DIRECTIVE:
Filter the lines below, copying only those with the string "delivery".

DATA LISTING:
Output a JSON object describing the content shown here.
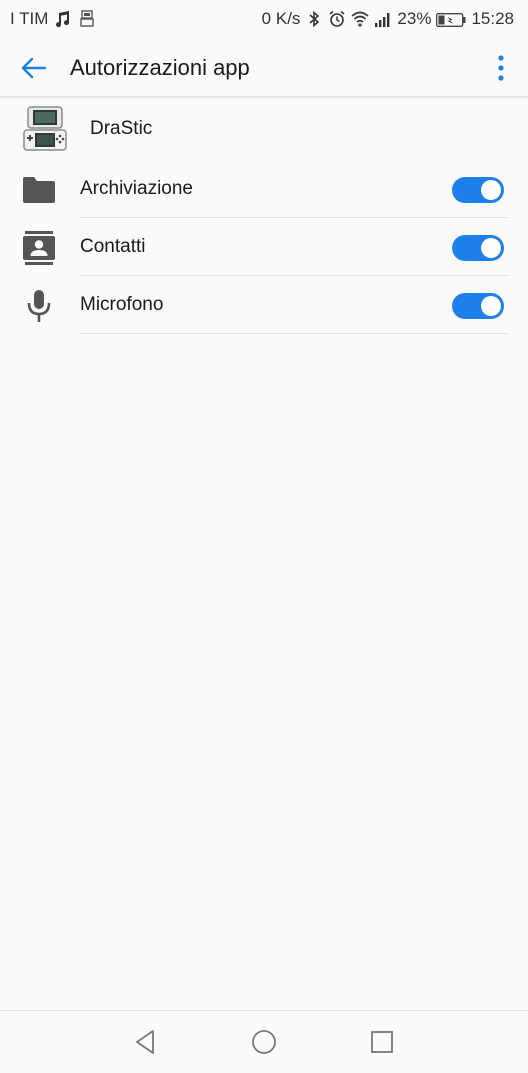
{
  "status_bar": {
    "carrier": "I TIM",
    "left_icons": [
      "music-note-icon",
      "drastic-notification-icon"
    ],
    "net_speed": "0 K/s",
    "right_icons": [
      "bluetooth-icon",
      "alarm-icon",
      "wifi-icon",
      "signal-icon"
    ],
    "battery_percent": "23%",
    "time": "15:28"
  },
  "app_bar": {
    "back_icon": "arrow-left-icon",
    "title": "Autorizzazioni app",
    "overflow_icon": "more-vert-icon"
  },
  "app": {
    "icon": "nintendo-ds-icon",
    "name": "DraStic"
  },
  "permissions": [
    {
      "icon": "folder-icon",
      "label": "Archiviazione",
      "enabled": true
    },
    {
      "icon": "contacts-icon",
      "label": "Contatti",
      "enabled": true
    },
    {
      "icon": "microphone-icon",
      "label": "Microfono",
      "enabled": true
    }
  ],
  "nav_bar": {
    "buttons": [
      "back-triangle-icon",
      "home-circle-icon",
      "recents-square-icon"
    ]
  },
  "colors": {
    "accent": "#1f7fe8",
    "background": "#fafafa",
    "icon_gray": "#555555"
  }
}
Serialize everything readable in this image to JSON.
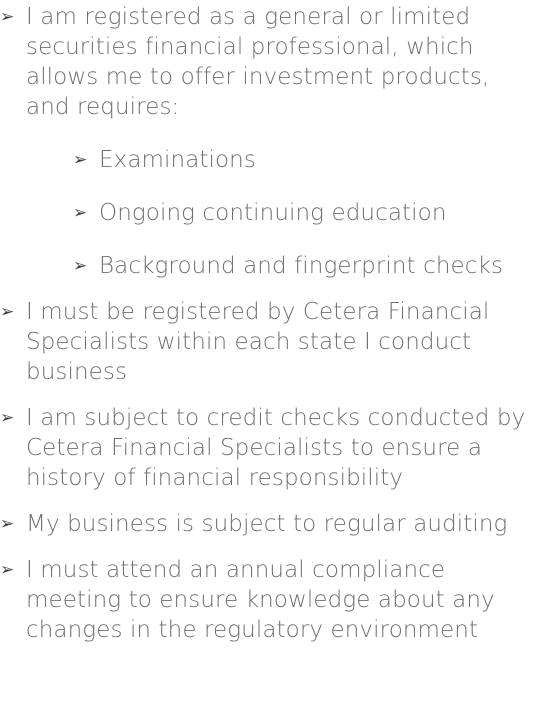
{
  "colors": {
    "text": "#6b6f74",
    "bullet": "#3d4043",
    "background": "#ffffff"
  },
  "bullet_icon": "filled-right-arrowhead-icon",
  "bullet_glyph": "➢",
  "items": [
    {
      "text": "I am registered as a general or limited securities financial professional, which allows me to offer investment products, and requires:",
      "subitems": [
        {
          "text": "Examinations"
        },
        {
          "text": "Ongoing continuing education"
        },
        {
          "text": "Background and fingerprint checks"
        }
      ]
    },
    {
      "text": "I must be registered by Cetera Financial Specialists within each state I conduct business"
    },
    {
      "text": "I am subject to credit checks conducted by Cetera Financial Specialists to ensure a history of financial responsibility"
    },
    {
      "text": "My business is subject to regular auditing"
    },
    {
      "text": "I must attend an annual compliance meeting to ensure knowledge about any changes in the regulatory environment"
    }
  ]
}
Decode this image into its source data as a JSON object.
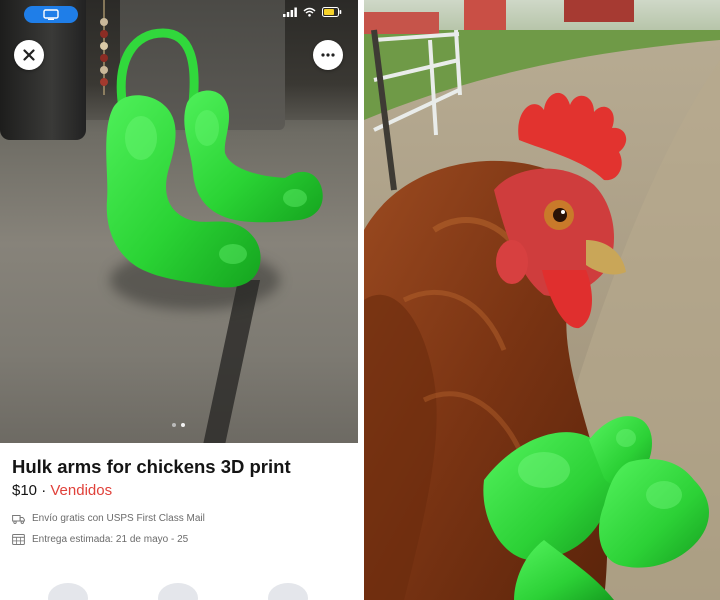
{
  "listing": {
    "title": "Hulk arms for chickens 3D print",
    "price": "$10",
    "price_separator": " · ",
    "sold_label": "Vendidos",
    "shipping": "Envío gratis con USPS First Class Mail",
    "delivery": "Entrega estimada: 21 de mayo - 25"
  },
  "carousel": {
    "total": 2,
    "current": 2
  },
  "icons": {
    "close": "close-icon",
    "more": "more-icon",
    "shipping": "truck-icon",
    "delivery": "calendar-icon",
    "status": [
      "screen-mirror-icon",
      "signal-icon",
      "wifi-icon",
      "battery-icon"
    ]
  },
  "colors": {
    "sold": "#e0413a",
    "status_pill": "#1f7ee8",
    "hulk_green": "#2fd43c"
  }
}
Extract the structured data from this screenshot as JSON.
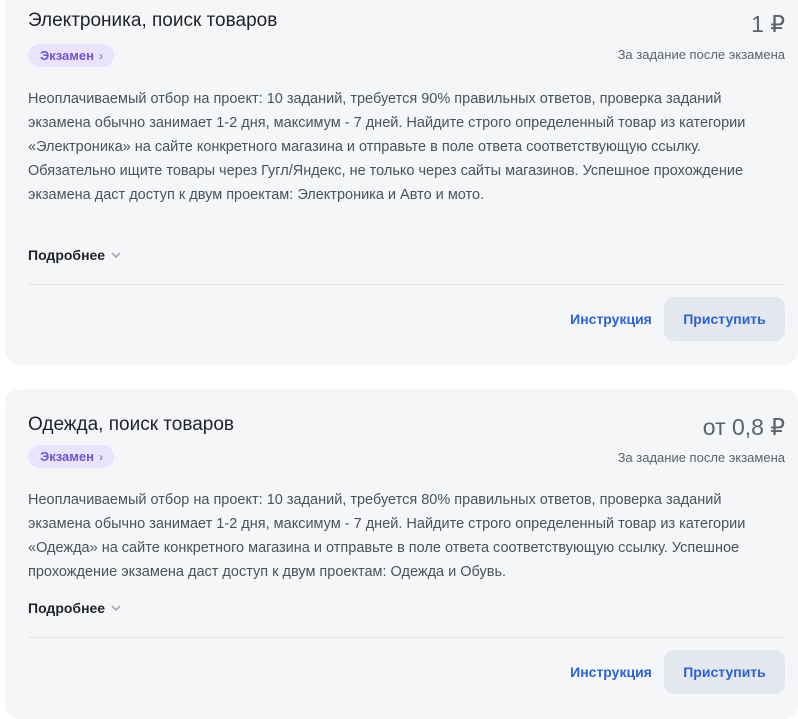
{
  "cards": [
    {
      "title": "Электроника, поиск товаров",
      "price": "1 ₽",
      "price_note": "За задание после экзамена",
      "badge": "Экзамен",
      "description": "Неоплачиваемый отбор на проект: 10 заданий, требуется 90% правильных ответов, проверка заданий экзамена обычно занимает 1-2 дня, максимум - 7 дней. Найдите строго определенный товар из категории «Электроника» на сайте конкретного магазина и отправьте в поле ответа соответствующую ссылку. Обязательно ищите товары через Гугл/Яндекс, не только через сайты магазинов. Успешное прохождение экзамена даст доступ к двум проектам: Электроника и Авто и мото.",
      "more_label": "Подробнее",
      "instruction_label": "Инструкция",
      "start_label": "Приступить"
    },
    {
      "title": "Одежда, поиск товаров",
      "price": "от 0,8 ₽",
      "price_note": "За задание после экзамена",
      "badge": "Экзамен",
      "description": "Неоплачиваемый отбор на проект: 10 заданий, требуется 80% правильных ответов, проверка заданий экзамена обычно занимает 1-2 дня, максимум - 7 дней. Найдите строго определенный товар из категории «Одежда» на сайте конкретного магазина и отправьте в поле ответа соответствующую ссылку. Успешное прохождение экзамена даст доступ к двум проектам: Одежда и Обувь.",
      "more_label": "Подробнее",
      "instruction_label": "Инструкция",
      "start_label": "Приступить"
    }
  ],
  "icons": {
    "badge_chevron": "chevron-right-icon",
    "more_chevron": "chevron-down-icon"
  },
  "colors": {
    "card_bg": "#f5f6f8",
    "badge_bg": "#e9e3fd",
    "badge_text": "#6f55d3",
    "link_blue": "#2a63d6",
    "start_button_bg": "#e4e8ee"
  }
}
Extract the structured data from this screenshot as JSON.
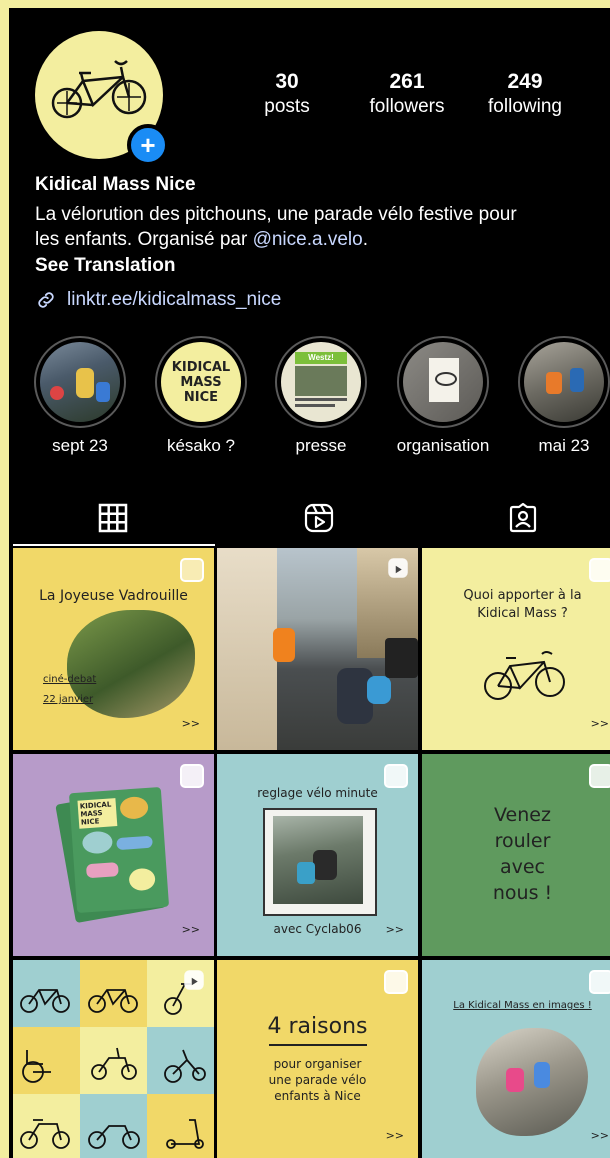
{
  "profile": {
    "name": "Kidical Mass Nice",
    "bio_line1": "La vélorution des pitchouns, une parade vélo festive pour",
    "bio_line2_prefix": "les enfants. Organisé par ",
    "bio_mention": "@nice.a.velo",
    "bio_line2_suffix": ".",
    "see_translation": "See Translation",
    "link": "linktr.ee/kidicalmass_nice"
  },
  "stats": {
    "posts": {
      "value": "30",
      "label": "posts"
    },
    "followers": {
      "value": "261",
      "label": "followers"
    },
    "following": {
      "value": "249",
      "label": "following"
    }
  },
  "highlights": [
    {
      "label": "sept 23"
    },
    {
      "label": "késako ?",
      "cover_text": "KIDICAL MASS NICE"
    },
    {
      "label": "presse",
      "cover_text": "Westz!"
    },
    {
      "label": "organisation"
    },
    {
      "label": "mai 23"
    }
  ],
  "tabs": [
    "grid-icon",
    "reels-icon",
    "tagged-icon"
  ],
  "posts": [
    {
      "title": "La Joyeuse Vadrouille",
      "line1": "ciné-debat",
      "line2": "22 janvier",
      "more": ">>",
      "bg": "#f1d868"
    },
    {
      "bg": "#8a8a8a"
    },
    {
      "title": "Quoi apporter à la",
      "title2": "Kidical Mass ?",
      "more": ">>",
      "bg": "#f3ee9f"
    },
    {
      "more": ">>",
      "bg": "#b79bc9",
      "card_text": "KIDICAL MASS NICE"
    },
    {
      "title": "reglage vélo minute",
      "caption": "avec Cyclab06",
      "more": ">>",
      "bg": "#9fcfd0"
    },
    {
      "line1": "Venez",
      "line2": "rouler",
      "line3": "avec",
      "line4": "nous !",
      "bg": "#5f9a5e"
    },
    {
      "bg": "#9fcfd0"
    },
    {
      "title": "4 raisons",
      "line1": "pour organiser",
      "line2": "une parade vélo",
      "line3": "enfants à Nice",
      "more": ">>",
      "bg": "#f1d868"
    },
    {
      "title": "La Kidical Mass en images !",
      "more": ">>",
      "bg": "#9fcfd0"
    }
  ],
  "colors": {
    "accent_blue": "#1a8cf5",
    "link": "#c9d8ff",
    "page_bg": "#f3ee9f"
  }
}
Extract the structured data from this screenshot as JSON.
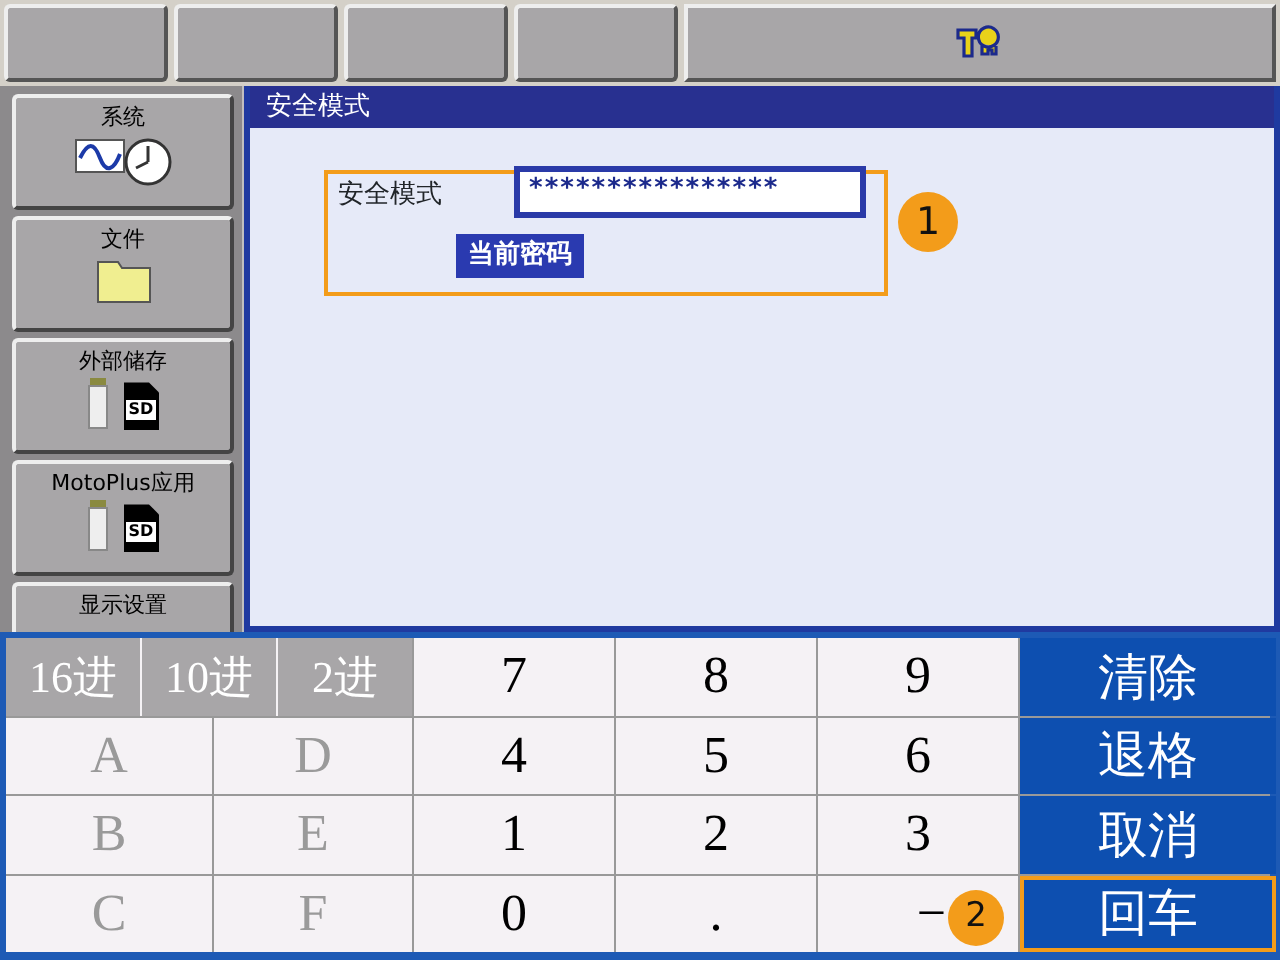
{
  "sidebar": {
    "items": [
      {
        "label": "系统",
        "kind": "system"
      },
      {
        "label": "文件",
        "kind": "folder"
      },
      {
        "label": "外部储存",
        "kind": "storage",
        "card_label": "SD"
      },
      {
        "label": "MotoPlus应用",
        "kind": "storage",
        "card_label": "SD"
      },
      {
        "label": "显示设置",
        "kind": "plain"
      }
    ]
  },
  "panel": {
    "title": "安全模式",
    "field_label": "安全模式",
    "field_value": "****************",
    "button": "当前密码",
    "callout": "1"
  },
  "keypad": {
    "mode_keys": [
      "16进",
      "10进",
      "2进"
    ],
    "hex_keys": [
      [
        {
          "label": "A",
          "disabled": true
        },
        {
          "label": "D",
          "disabled": true
        }
      ],
      [
        {
          "label": "B",
          "disabled": true
        },
        {
          "label": "E",
          "disabled": true
        }
      ],
      [
        {
          "label": "C",
          "disabled": true
        },
        {
          "label": "F",
          "disabled": true
        }
      ]
    ],
    "digit_keys": [
      [
        "7",
        "8",
        "9"
      ],
      [
        "4",
        "5",
        "6"
      ],
      [
        "1",
        "2",
        "3"
      ],
      [
        "0",
        ".",
        "−"
      ]
    ],
    "action_keys": [
      {
        "label": "清除",
        "highlighted": false
      },
      {
        "label": "退格",
        "highlighted": false
      },
      {
        "label": "取消",
        "highlighted": false
      },
      {
        "label": "回车",
        "highlighted": true
      }
    ],
    "callout": "2"
  }
}
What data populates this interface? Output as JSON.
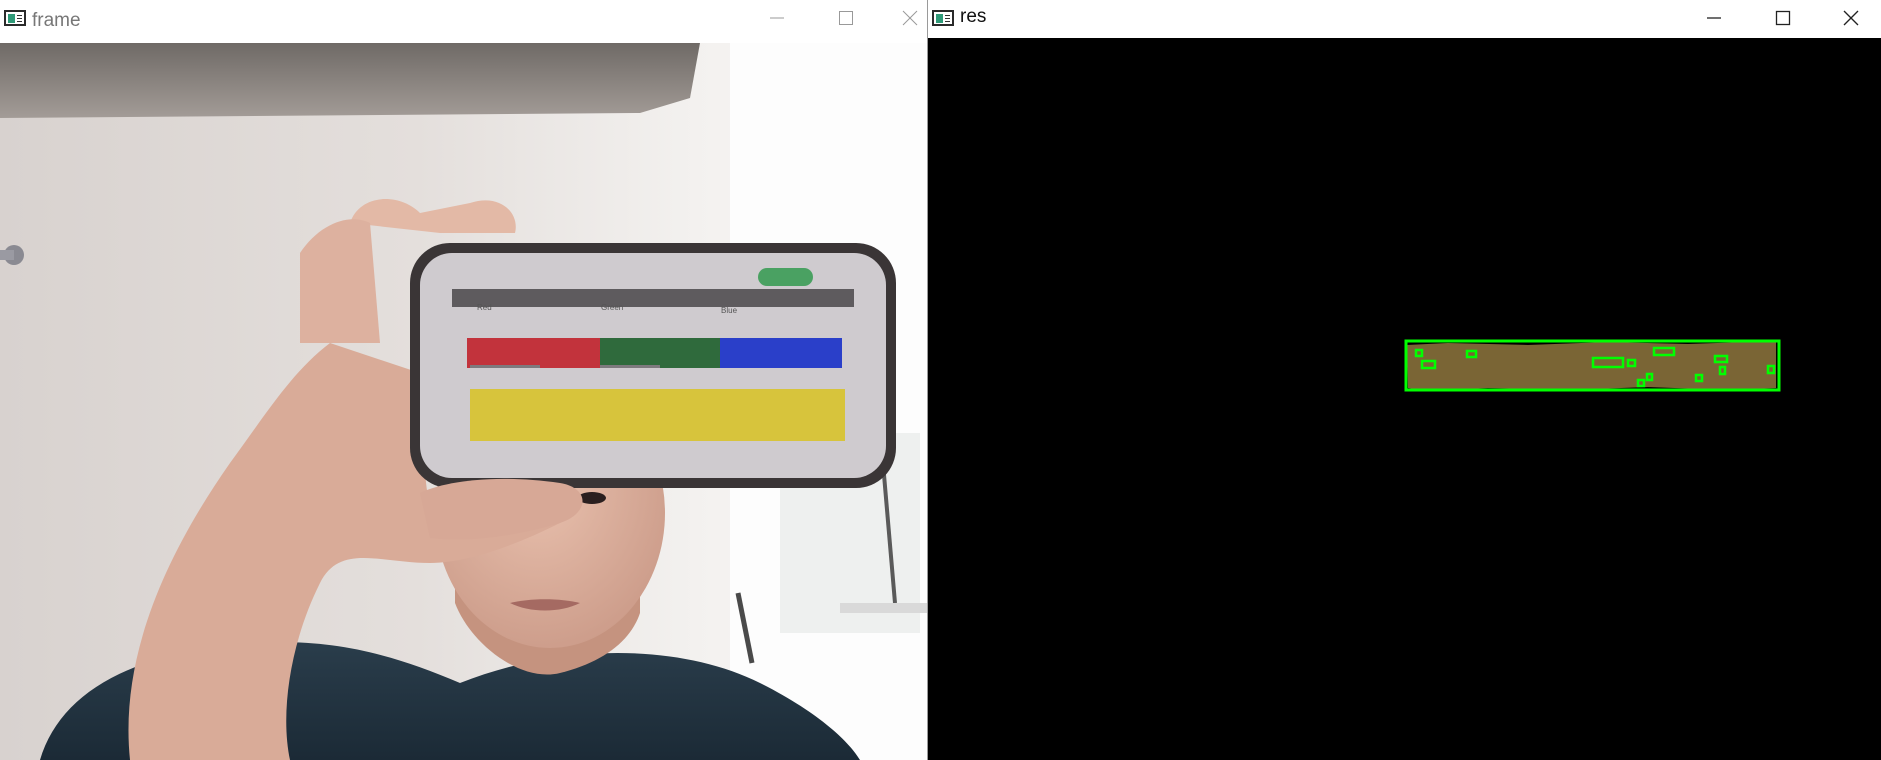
{
  "windows": {
    "frame": {
      "title": "frame"
    },
    "res": {
      "title": "res"
    }
  },
  "icons": {
    "app": "opencv-window-icon",
    "minimize": "minimize-icon",
    "maximize": "maximize-icon",
    "close": "close-icon"
  },
  "colors": {
    "mask_fill": "#7a6535",
    "detection_box": "#00ff00",
    "res_background": "#000000"
  },
  "phone_screen": {
    "labels": [
      "Red",
      "Green",
      "Blue"
    ]
  }
}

RESULT FOR THIS TASK:
    "delivery": "Entrega estimada: 21 de mayo - 25"
    "delivery": "calendar-icon",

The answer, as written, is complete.